**What to produce**:
Check every line of the entries below for the word "screenshot", and copy the ones that have it.

---------- Given records

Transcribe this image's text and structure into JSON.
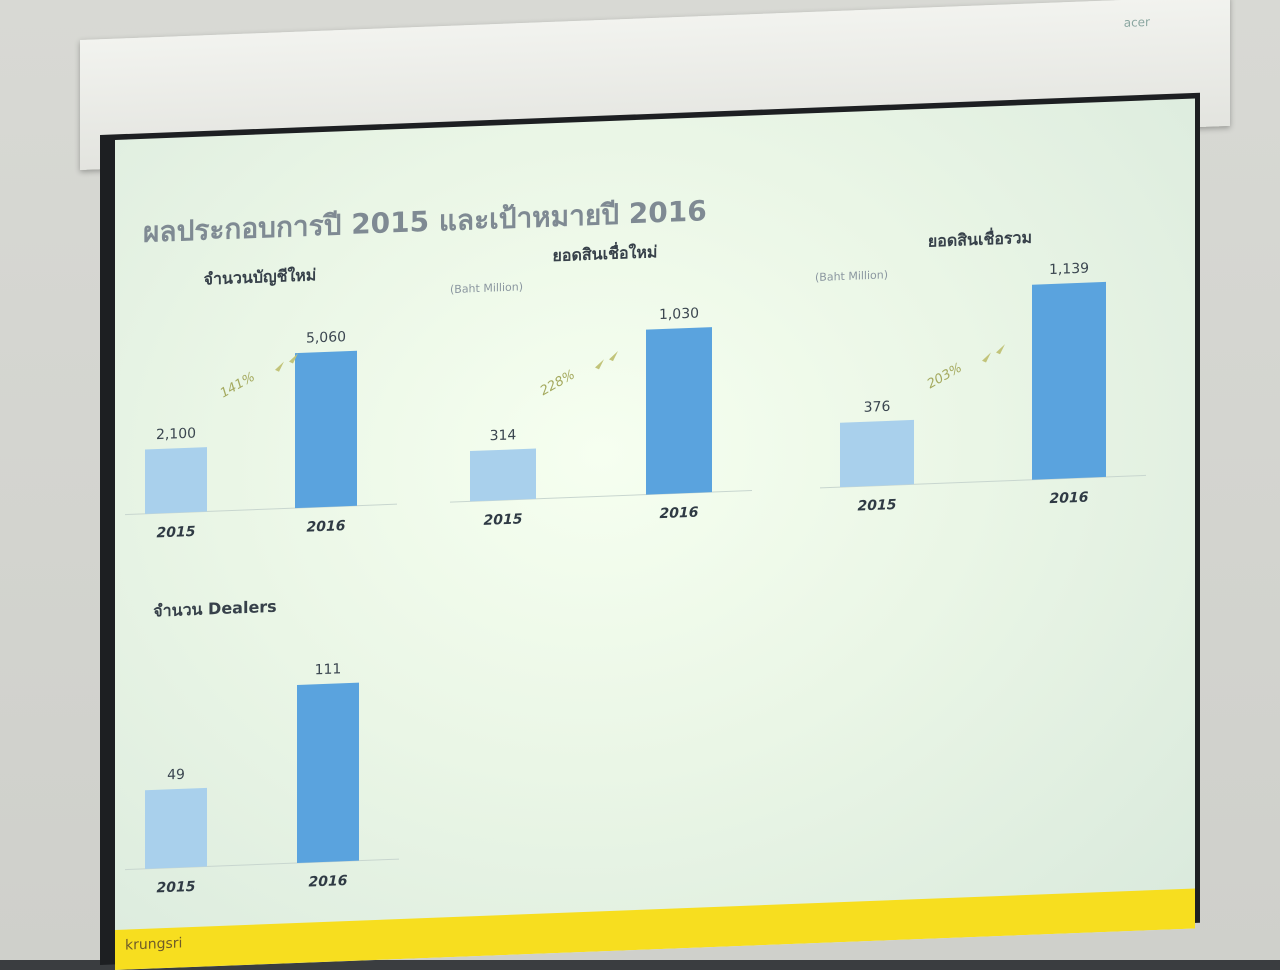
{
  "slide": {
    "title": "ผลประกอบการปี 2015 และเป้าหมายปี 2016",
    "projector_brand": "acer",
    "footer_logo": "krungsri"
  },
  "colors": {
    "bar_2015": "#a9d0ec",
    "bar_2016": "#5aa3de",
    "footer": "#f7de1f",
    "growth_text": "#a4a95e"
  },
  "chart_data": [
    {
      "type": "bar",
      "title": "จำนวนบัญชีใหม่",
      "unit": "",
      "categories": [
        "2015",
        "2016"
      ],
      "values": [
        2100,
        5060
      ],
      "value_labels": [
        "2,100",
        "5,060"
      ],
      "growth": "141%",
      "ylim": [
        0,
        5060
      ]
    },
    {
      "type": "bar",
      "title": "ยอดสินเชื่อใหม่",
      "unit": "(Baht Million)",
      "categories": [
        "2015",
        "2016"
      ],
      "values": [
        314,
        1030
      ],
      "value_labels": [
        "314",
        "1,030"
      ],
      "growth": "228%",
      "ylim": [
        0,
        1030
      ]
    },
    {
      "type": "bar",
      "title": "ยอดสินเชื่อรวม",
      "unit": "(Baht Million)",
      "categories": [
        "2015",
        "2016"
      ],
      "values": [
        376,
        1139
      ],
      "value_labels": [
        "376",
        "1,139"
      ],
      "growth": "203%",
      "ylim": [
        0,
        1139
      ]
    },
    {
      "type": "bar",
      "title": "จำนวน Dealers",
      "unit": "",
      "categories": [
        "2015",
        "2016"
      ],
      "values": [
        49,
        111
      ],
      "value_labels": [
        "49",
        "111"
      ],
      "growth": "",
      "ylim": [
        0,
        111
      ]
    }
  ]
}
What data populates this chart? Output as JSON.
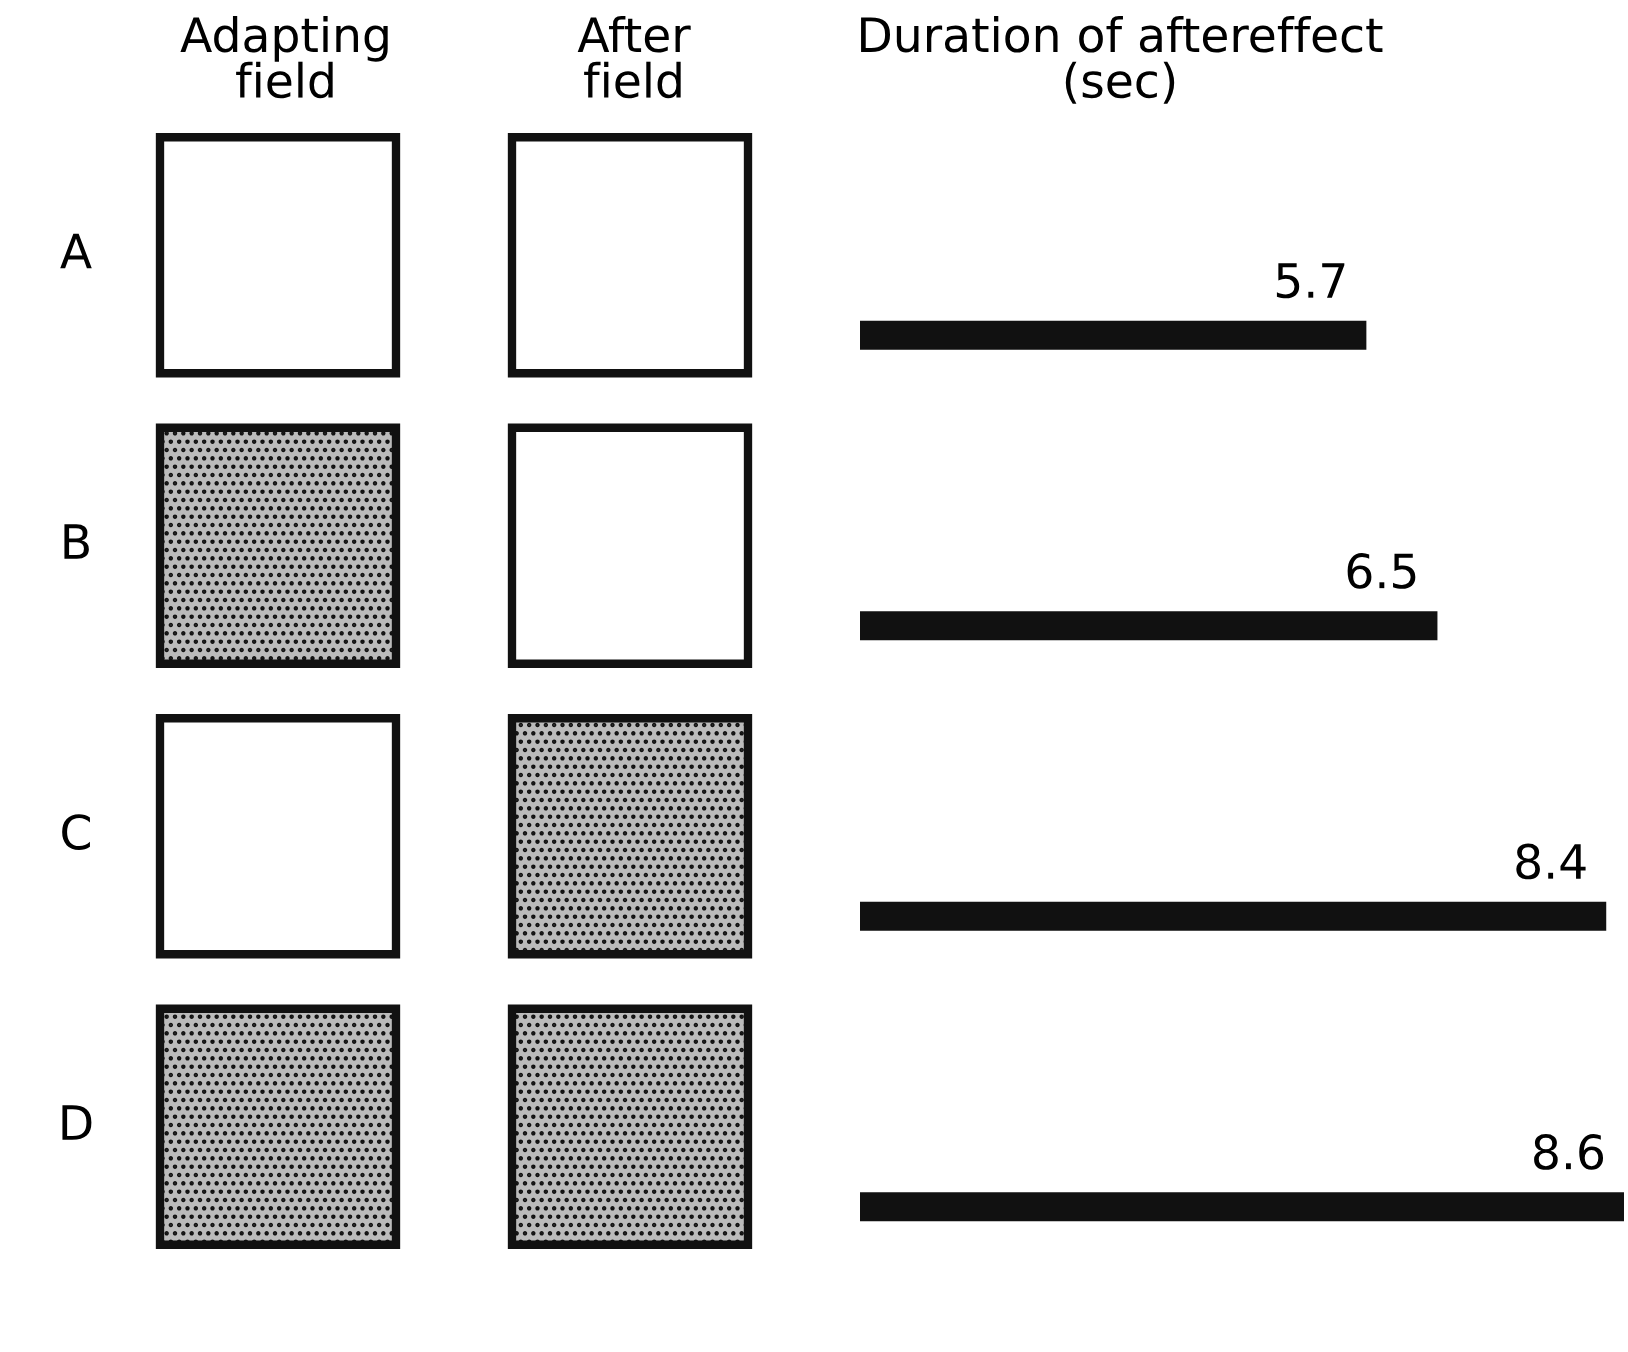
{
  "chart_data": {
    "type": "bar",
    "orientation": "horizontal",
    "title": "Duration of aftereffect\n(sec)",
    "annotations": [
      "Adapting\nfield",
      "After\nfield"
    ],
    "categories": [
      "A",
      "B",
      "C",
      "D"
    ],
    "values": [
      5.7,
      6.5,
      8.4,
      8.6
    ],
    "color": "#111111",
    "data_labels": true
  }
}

--------------------
---------- Given records

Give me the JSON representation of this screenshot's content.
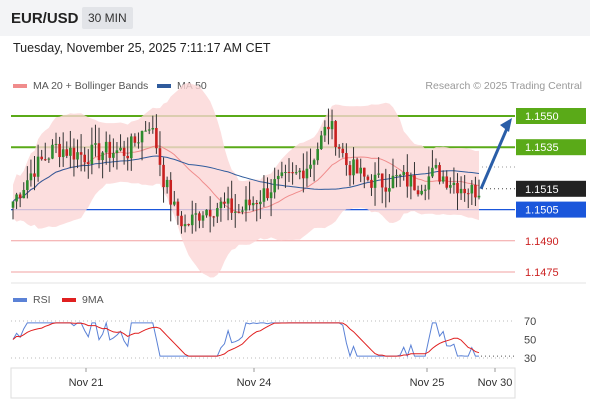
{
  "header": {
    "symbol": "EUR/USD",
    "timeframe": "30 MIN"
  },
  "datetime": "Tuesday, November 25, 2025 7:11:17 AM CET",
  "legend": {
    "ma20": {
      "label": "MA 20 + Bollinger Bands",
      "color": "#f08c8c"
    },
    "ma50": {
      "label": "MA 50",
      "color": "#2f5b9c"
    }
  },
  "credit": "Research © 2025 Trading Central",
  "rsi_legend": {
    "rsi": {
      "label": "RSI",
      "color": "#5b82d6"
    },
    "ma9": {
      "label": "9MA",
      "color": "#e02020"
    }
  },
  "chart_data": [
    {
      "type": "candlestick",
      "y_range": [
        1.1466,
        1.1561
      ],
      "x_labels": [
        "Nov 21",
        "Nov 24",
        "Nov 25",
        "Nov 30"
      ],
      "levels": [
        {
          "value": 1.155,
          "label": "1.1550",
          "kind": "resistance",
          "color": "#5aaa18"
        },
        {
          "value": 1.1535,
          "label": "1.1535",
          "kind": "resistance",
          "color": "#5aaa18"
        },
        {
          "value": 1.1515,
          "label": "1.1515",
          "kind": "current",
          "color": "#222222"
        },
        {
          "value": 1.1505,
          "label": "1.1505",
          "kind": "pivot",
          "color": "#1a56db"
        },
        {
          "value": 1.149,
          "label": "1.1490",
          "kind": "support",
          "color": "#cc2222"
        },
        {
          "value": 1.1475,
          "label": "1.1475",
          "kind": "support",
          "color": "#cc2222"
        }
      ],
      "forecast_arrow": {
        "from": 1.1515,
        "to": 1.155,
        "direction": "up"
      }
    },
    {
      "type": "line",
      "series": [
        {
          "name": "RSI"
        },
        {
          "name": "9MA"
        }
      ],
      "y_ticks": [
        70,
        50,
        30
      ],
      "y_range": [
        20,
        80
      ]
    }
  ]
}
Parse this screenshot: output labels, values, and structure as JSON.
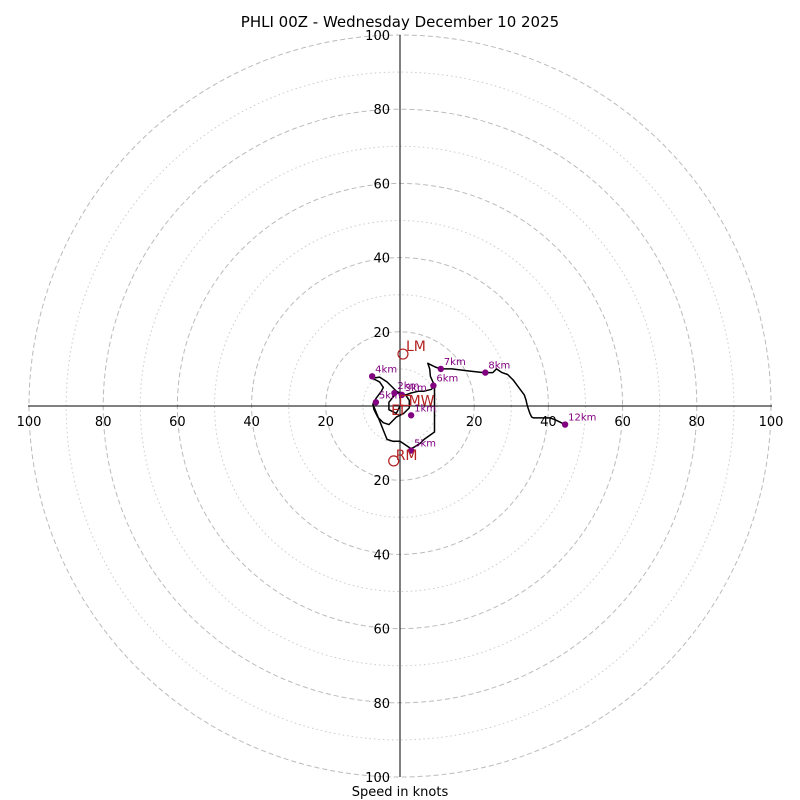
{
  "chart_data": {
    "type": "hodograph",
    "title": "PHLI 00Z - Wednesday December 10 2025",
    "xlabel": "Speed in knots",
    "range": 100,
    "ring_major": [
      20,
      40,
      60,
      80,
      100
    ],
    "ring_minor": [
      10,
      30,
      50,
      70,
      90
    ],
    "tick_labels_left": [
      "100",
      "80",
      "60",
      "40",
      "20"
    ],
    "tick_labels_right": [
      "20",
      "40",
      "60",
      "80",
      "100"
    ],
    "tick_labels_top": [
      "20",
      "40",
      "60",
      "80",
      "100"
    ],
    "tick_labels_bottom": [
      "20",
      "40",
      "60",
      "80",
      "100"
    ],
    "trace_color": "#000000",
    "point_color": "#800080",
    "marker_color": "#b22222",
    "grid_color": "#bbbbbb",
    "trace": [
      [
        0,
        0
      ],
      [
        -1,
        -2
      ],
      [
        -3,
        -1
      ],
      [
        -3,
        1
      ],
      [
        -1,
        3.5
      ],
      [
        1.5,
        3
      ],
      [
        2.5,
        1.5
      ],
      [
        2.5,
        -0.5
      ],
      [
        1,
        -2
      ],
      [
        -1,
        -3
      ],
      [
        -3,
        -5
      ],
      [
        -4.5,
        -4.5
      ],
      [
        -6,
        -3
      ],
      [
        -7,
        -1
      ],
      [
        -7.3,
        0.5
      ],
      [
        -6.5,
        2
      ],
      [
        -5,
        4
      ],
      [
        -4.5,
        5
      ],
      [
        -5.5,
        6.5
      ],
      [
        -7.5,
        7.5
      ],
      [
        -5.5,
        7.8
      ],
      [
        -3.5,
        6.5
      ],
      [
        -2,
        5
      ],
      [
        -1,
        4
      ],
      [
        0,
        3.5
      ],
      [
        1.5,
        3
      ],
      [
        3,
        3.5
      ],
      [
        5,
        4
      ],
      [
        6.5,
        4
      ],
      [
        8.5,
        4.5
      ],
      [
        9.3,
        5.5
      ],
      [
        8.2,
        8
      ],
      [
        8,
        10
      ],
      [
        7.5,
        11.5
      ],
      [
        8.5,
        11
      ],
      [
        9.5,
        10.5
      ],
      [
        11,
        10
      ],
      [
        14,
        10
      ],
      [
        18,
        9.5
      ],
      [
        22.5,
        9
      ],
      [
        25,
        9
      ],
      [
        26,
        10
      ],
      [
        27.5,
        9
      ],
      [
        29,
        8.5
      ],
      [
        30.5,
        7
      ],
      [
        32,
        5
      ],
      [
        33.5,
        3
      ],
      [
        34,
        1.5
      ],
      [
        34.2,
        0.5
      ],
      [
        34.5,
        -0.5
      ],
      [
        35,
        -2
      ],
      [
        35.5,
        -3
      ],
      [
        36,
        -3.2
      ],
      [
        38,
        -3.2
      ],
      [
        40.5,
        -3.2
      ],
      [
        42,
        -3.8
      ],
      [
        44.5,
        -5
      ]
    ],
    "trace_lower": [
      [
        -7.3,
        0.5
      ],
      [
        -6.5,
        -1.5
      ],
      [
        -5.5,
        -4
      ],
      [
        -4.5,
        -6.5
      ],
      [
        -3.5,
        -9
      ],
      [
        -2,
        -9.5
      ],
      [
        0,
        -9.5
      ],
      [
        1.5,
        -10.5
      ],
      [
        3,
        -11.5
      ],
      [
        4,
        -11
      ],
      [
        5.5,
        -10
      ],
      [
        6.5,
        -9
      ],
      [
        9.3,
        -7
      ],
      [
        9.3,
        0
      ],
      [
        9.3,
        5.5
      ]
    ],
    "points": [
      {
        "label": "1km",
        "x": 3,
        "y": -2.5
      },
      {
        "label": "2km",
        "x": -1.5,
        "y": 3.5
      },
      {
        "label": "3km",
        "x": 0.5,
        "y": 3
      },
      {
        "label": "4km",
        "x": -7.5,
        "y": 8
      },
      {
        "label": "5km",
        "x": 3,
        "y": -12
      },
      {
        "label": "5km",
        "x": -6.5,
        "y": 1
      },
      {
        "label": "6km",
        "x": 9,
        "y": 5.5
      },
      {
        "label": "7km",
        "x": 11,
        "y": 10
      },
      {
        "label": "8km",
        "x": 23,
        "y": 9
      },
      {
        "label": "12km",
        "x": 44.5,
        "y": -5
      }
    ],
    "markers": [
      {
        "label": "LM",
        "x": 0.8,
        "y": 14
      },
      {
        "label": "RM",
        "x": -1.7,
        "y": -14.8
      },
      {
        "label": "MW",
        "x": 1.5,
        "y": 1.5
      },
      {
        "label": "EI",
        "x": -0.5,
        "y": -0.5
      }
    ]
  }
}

--------------------

**The answer**:
Give me the JSON representation of this screenshot's content.
Parse this screenshot: output labels, values, and structure as JSON.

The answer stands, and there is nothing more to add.